— start of Information provided —
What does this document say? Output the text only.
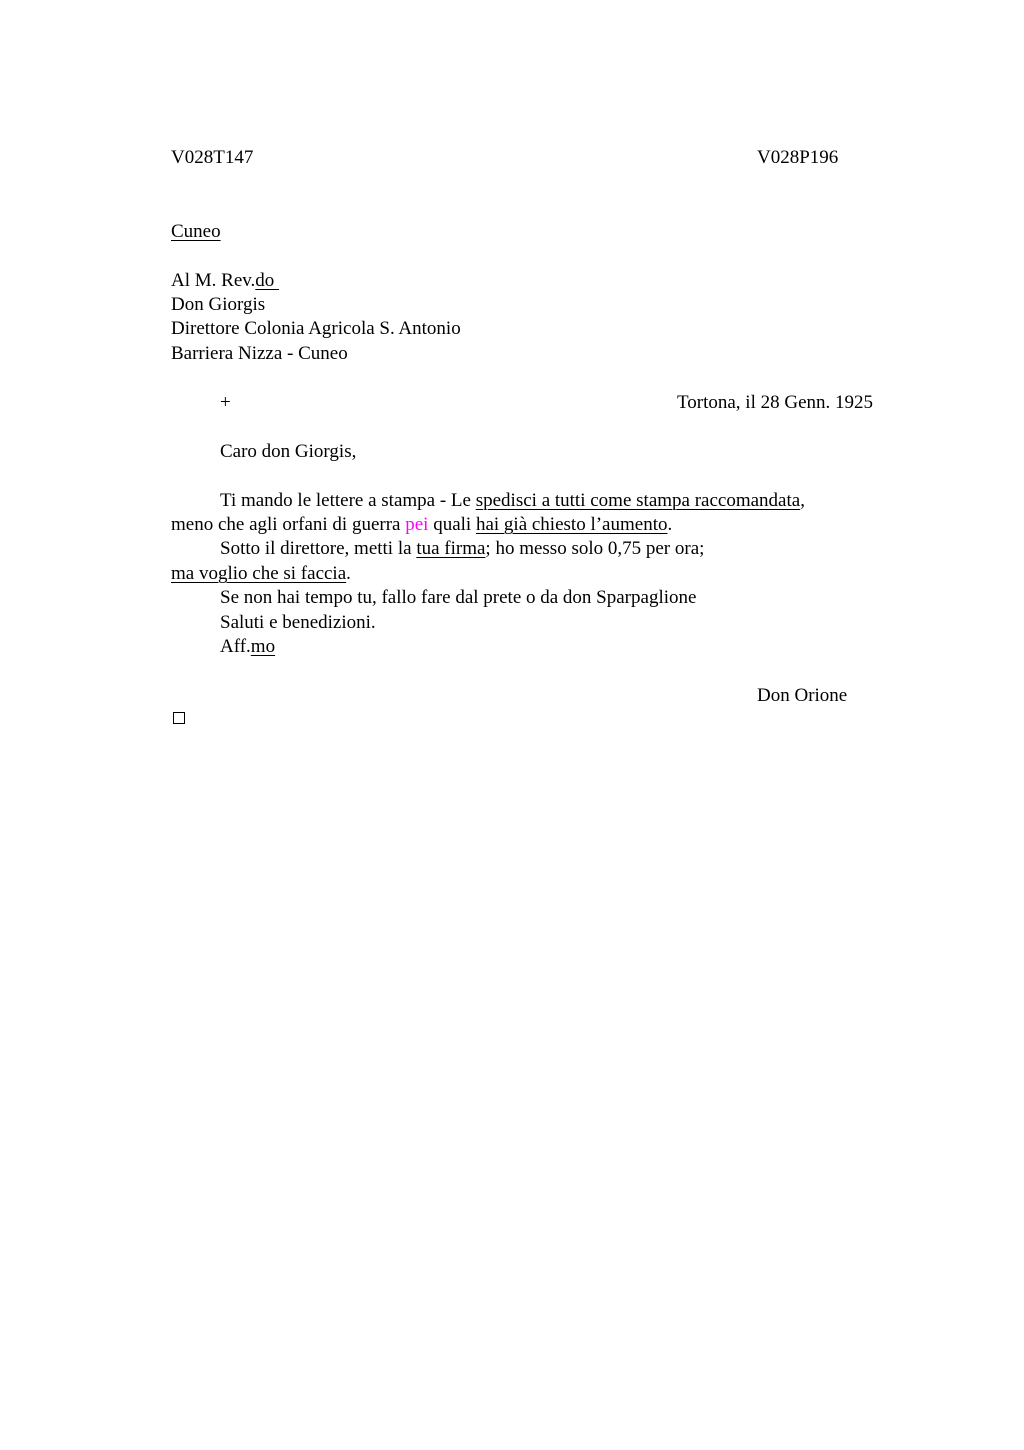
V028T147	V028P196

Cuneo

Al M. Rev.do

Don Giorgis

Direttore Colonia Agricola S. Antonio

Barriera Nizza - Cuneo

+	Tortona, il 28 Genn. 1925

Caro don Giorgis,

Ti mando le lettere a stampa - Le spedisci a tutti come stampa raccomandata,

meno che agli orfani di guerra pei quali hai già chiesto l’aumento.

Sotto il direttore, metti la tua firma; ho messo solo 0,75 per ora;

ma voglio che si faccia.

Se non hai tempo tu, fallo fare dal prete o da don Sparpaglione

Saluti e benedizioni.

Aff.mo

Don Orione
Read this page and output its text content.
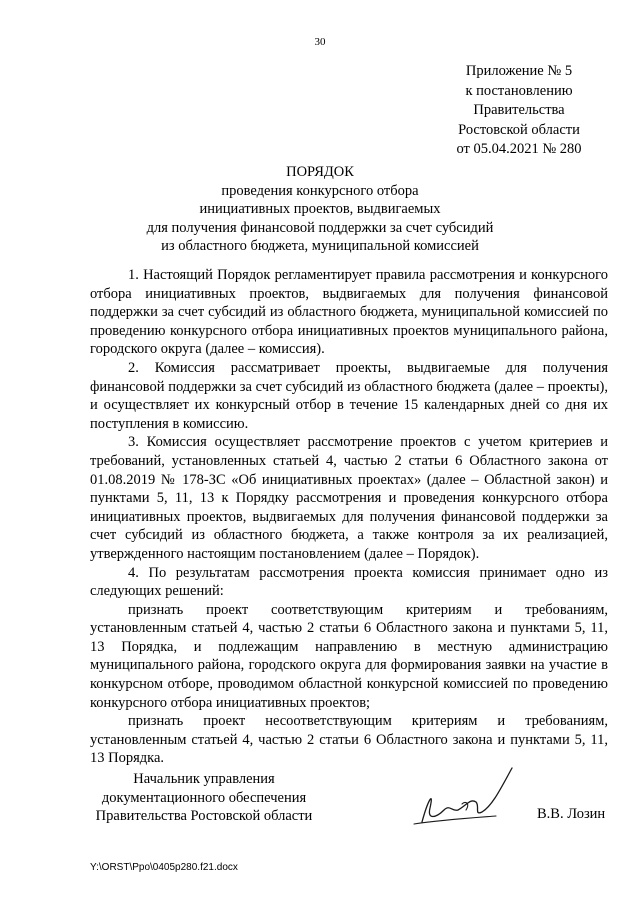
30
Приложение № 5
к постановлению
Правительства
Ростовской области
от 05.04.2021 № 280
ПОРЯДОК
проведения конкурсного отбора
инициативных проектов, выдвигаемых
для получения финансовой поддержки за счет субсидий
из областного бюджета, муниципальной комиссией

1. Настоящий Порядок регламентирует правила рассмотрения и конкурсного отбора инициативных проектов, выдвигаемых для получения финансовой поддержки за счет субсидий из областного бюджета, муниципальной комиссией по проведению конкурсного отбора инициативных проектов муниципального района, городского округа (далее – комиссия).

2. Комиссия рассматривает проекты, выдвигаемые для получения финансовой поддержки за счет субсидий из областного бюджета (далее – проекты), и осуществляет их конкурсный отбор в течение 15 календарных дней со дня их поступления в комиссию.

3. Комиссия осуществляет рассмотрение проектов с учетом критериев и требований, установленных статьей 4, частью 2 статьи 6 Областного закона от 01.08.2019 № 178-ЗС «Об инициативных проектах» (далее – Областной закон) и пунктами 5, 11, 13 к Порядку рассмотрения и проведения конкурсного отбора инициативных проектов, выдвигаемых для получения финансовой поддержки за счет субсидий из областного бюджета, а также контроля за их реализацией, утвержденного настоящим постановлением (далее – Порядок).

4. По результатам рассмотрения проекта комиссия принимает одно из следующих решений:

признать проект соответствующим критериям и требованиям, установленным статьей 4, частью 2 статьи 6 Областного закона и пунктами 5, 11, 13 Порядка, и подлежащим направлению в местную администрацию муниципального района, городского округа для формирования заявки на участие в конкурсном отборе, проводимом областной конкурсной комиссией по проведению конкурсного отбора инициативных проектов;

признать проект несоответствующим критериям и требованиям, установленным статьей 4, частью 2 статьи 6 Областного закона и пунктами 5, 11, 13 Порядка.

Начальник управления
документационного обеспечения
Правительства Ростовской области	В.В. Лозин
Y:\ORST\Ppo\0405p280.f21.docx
— end of Information provided —
— start of Information provided —
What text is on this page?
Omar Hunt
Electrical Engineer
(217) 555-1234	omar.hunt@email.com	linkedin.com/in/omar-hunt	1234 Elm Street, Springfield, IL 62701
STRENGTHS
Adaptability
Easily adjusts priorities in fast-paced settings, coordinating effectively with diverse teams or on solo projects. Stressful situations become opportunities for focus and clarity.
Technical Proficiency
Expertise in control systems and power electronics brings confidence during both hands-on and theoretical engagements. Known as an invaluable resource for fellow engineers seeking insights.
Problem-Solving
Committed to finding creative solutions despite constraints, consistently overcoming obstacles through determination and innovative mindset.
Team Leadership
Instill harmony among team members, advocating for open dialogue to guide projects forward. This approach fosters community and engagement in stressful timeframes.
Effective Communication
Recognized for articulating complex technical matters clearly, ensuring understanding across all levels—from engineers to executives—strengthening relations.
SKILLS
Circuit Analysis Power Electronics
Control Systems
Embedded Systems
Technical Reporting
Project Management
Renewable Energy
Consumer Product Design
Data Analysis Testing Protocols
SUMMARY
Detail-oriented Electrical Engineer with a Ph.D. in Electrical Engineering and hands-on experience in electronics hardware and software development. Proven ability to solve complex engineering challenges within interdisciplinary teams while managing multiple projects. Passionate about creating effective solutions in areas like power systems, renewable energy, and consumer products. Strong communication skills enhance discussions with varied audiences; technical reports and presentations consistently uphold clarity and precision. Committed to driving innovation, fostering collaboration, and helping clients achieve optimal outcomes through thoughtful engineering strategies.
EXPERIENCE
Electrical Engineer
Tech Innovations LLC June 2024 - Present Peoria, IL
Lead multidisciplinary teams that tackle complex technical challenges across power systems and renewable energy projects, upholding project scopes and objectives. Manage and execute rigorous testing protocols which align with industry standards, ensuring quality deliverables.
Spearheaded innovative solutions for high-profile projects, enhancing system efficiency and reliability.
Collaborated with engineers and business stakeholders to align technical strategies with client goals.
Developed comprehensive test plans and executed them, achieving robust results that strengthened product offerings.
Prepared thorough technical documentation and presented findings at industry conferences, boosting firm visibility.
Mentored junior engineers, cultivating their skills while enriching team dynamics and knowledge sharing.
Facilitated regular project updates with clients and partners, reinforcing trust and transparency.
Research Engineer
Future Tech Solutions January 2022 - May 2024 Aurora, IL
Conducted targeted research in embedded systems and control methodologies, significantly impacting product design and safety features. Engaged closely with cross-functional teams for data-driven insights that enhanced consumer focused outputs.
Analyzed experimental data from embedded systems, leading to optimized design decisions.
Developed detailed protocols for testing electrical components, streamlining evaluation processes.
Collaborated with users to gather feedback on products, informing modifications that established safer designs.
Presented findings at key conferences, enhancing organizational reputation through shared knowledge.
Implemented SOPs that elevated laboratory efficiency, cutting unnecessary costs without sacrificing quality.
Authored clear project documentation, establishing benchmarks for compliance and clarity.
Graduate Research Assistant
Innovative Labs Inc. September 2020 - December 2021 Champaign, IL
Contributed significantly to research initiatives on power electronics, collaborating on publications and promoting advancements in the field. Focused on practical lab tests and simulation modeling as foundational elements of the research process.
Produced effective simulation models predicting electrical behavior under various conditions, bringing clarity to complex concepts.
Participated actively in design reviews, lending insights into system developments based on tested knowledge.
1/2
— end of Information provided —
— start of Information provided —
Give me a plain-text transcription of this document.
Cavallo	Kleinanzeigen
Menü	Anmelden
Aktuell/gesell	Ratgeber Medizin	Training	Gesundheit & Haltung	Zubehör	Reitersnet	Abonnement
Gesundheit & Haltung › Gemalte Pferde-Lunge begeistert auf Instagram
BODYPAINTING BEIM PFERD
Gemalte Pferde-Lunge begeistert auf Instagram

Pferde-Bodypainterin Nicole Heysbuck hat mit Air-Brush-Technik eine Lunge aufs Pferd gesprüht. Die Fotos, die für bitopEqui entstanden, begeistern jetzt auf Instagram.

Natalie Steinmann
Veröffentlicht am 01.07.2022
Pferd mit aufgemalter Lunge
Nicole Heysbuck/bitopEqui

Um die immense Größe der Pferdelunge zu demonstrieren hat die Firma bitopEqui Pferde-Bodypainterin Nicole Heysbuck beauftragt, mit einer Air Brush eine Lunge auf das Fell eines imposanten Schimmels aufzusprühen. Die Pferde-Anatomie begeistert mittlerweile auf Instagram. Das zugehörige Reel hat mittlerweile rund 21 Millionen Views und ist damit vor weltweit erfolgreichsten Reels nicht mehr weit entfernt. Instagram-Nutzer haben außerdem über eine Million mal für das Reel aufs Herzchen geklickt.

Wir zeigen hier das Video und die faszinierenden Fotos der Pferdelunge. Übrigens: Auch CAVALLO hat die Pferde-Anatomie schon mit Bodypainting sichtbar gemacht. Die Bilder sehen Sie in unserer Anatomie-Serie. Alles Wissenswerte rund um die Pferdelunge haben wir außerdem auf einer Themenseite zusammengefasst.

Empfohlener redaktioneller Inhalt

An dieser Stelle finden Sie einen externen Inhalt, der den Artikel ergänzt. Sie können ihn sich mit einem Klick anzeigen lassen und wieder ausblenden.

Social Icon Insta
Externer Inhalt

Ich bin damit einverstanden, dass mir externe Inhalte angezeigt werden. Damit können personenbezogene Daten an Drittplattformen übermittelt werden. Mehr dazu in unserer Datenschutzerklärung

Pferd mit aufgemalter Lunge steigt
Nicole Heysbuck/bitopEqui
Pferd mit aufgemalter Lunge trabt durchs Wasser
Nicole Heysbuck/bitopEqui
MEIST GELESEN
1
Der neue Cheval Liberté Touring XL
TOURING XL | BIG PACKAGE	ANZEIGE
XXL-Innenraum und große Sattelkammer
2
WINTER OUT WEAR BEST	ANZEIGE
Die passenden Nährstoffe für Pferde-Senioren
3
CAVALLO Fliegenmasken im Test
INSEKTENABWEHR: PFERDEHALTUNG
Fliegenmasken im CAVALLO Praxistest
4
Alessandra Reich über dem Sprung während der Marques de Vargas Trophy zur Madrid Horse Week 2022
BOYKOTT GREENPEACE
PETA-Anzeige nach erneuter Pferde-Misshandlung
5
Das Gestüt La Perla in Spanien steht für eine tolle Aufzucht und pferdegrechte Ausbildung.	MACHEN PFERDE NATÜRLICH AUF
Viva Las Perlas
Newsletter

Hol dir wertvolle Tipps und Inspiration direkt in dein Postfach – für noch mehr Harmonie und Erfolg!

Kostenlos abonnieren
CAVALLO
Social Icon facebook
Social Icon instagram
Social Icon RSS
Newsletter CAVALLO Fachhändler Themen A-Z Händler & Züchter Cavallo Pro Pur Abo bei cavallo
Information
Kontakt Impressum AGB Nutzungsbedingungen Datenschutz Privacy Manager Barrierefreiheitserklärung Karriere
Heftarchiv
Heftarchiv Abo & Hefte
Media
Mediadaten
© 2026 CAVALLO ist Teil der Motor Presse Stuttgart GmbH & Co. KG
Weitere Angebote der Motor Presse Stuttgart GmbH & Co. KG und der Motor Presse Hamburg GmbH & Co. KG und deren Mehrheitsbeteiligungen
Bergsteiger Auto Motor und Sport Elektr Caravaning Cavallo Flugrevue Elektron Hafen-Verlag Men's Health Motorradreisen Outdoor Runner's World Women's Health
— end of Information provided —
Goal → Select and copy each line from the data that includes the word "требованиям".

Exercise result →
признать проект соответствующим критериям и требованиям, установленным статьей 4, частью 2 статьи 6 Областного закона и пунктами 5, 11, 13 Порядка, и подлежащим направлению в местную администрацию муниципального района, городского округа для формирования заявки на участие в конкурсном отборе, проводимом областной конкурсной комиссией по проведению конкурсного отбора инициативных проектов;
признать проект несоответствующим критериям и требованиям, установленным статьей 4, частью 2 статьи 6 Областного закона и пунктами 5, 11, 13 Порядка.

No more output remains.